* **What needs to be done**
Which lines contain the word "checks"? Return each of them as written.

[Data records]
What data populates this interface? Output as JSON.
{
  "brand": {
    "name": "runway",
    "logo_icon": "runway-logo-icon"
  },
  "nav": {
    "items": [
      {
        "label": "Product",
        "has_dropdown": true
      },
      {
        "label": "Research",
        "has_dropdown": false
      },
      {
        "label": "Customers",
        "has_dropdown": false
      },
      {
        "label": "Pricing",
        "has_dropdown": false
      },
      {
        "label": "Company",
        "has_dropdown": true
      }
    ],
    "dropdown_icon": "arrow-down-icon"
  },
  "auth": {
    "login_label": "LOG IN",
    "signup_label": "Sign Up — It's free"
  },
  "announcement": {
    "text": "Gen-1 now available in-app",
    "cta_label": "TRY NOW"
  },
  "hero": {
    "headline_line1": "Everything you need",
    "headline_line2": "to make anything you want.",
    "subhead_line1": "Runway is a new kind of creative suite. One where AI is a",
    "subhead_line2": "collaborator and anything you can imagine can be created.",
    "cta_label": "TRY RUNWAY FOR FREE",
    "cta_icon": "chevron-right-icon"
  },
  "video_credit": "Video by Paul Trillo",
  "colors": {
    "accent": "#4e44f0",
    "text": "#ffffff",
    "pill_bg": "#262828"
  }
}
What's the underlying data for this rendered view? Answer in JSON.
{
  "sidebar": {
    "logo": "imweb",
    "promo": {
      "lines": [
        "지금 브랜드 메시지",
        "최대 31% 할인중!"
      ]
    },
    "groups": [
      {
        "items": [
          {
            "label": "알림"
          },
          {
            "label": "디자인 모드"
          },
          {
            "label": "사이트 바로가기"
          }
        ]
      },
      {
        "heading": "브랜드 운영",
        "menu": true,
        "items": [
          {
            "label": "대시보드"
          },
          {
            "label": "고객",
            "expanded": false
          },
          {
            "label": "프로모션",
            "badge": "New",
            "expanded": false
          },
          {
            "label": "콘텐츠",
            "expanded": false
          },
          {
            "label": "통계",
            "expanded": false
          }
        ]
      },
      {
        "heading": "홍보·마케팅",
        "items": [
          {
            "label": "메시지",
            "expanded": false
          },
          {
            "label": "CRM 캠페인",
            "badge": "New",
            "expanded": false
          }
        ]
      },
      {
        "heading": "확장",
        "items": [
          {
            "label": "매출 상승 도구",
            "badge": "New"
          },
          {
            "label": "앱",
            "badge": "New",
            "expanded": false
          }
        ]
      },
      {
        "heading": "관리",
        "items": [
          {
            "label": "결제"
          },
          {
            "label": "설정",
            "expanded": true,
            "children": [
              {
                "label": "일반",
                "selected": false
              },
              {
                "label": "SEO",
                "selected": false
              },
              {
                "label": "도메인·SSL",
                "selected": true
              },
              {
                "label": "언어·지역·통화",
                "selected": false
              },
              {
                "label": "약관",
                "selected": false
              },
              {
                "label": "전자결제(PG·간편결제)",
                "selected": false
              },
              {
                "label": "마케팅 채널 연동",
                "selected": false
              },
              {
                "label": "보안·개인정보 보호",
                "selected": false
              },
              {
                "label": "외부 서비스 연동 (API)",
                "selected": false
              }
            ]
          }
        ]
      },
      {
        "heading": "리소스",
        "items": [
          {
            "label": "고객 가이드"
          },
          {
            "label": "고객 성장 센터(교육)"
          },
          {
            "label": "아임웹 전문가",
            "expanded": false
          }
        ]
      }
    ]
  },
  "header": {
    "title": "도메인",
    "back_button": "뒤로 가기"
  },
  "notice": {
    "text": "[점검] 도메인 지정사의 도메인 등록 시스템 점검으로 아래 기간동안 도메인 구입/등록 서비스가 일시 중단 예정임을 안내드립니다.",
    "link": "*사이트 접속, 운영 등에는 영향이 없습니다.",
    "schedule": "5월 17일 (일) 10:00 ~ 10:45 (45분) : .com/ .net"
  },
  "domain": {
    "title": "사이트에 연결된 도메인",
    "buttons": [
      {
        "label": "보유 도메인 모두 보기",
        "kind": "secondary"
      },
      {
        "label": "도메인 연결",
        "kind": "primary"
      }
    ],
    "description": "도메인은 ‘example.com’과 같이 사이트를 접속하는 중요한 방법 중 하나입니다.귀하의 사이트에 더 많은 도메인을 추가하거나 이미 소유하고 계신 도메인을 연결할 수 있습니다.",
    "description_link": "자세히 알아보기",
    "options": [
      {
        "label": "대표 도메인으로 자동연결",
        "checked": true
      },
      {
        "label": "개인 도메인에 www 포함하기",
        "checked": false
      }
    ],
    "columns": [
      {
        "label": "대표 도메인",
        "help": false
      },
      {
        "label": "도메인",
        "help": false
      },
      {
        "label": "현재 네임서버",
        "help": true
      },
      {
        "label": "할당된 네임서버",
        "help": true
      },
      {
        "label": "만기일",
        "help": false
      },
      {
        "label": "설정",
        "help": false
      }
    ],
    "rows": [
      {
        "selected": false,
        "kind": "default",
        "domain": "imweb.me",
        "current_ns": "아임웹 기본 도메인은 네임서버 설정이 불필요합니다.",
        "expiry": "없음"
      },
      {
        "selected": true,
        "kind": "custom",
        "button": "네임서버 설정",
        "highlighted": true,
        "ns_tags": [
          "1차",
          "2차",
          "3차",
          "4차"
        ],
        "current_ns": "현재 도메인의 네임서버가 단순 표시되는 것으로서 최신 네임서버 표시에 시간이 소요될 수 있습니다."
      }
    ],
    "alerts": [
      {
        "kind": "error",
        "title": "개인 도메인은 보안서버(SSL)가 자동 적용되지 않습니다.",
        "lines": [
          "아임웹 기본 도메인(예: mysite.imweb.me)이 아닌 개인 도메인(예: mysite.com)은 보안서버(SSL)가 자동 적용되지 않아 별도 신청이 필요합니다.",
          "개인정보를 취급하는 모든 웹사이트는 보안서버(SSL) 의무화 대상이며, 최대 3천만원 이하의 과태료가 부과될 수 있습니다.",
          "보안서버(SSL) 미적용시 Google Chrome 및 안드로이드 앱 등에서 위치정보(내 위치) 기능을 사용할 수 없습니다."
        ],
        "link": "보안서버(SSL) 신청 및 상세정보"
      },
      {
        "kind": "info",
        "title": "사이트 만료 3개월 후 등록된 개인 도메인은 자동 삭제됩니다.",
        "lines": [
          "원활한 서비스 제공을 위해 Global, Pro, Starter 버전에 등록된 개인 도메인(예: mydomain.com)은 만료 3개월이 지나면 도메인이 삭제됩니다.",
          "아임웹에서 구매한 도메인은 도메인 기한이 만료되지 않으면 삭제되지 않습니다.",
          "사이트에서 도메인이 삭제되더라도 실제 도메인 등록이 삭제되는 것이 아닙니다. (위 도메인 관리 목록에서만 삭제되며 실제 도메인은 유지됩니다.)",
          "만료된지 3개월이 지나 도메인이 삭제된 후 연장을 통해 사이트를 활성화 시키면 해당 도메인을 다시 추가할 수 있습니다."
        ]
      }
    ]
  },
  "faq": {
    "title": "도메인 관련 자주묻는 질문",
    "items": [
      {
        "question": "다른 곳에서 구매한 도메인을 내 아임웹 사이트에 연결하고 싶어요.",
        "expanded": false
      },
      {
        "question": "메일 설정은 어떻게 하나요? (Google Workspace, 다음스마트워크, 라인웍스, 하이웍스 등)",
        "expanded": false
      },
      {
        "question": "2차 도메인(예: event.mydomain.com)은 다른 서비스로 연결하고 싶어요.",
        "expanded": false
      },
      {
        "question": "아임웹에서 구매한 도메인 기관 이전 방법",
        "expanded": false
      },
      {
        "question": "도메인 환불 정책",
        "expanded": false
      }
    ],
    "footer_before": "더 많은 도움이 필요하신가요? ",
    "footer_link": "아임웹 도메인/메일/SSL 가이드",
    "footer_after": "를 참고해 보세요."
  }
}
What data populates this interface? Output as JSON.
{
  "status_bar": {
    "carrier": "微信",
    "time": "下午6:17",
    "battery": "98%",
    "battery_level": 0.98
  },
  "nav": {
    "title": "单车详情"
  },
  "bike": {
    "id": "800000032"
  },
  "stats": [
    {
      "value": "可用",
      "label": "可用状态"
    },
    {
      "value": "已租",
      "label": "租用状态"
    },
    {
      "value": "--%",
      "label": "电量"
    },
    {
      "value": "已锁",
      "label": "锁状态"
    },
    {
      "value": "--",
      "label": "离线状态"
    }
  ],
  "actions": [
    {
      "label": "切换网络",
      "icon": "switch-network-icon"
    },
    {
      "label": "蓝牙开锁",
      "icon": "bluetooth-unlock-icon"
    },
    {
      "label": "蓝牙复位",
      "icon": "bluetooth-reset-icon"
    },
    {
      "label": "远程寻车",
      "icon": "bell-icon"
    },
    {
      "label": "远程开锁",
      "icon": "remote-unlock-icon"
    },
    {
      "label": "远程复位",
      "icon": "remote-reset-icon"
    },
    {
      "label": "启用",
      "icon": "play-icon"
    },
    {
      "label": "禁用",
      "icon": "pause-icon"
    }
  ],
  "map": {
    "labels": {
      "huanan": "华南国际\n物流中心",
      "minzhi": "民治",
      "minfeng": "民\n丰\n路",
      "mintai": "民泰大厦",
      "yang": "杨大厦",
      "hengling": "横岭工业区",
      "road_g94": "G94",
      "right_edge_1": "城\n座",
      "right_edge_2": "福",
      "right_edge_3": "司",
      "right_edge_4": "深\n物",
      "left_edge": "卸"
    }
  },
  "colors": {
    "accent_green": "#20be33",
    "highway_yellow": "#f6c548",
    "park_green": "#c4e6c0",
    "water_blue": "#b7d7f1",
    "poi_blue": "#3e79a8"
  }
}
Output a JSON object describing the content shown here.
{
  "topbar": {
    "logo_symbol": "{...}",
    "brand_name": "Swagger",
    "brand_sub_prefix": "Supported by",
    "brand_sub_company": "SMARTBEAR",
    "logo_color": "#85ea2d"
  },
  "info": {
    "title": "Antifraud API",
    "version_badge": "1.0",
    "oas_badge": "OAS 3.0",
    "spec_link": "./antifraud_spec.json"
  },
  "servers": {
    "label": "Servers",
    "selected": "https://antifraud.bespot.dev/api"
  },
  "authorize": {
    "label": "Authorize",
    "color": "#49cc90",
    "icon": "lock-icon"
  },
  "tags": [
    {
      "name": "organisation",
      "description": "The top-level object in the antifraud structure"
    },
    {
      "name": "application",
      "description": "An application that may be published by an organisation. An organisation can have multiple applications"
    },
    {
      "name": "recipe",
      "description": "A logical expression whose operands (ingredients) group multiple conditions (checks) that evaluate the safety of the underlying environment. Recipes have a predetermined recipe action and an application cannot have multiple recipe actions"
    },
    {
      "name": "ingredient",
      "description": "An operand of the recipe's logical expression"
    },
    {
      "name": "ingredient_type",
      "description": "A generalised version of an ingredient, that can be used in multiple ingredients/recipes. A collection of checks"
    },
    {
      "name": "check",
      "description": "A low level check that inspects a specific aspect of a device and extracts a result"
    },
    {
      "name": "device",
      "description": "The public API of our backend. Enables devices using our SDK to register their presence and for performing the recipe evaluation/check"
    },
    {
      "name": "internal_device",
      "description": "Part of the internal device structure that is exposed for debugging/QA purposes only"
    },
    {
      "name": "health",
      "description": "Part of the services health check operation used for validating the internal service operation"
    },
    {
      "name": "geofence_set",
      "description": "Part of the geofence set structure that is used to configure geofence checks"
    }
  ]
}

* **Solution to the problem**
      "description": "A logical expression whose operands (ingredients) group multiple conditions (checks) that evaluate the safety of the underlying environment. Recipes have a predetermined recipe action and an application cannot have multiple recipe actions"
      "description": "A generalised version of an ingredient, that can be used in multiple ingredients/recipes. A collection of checks"
      "description": "Part of the geofence set structure that is used to configure geofence checks"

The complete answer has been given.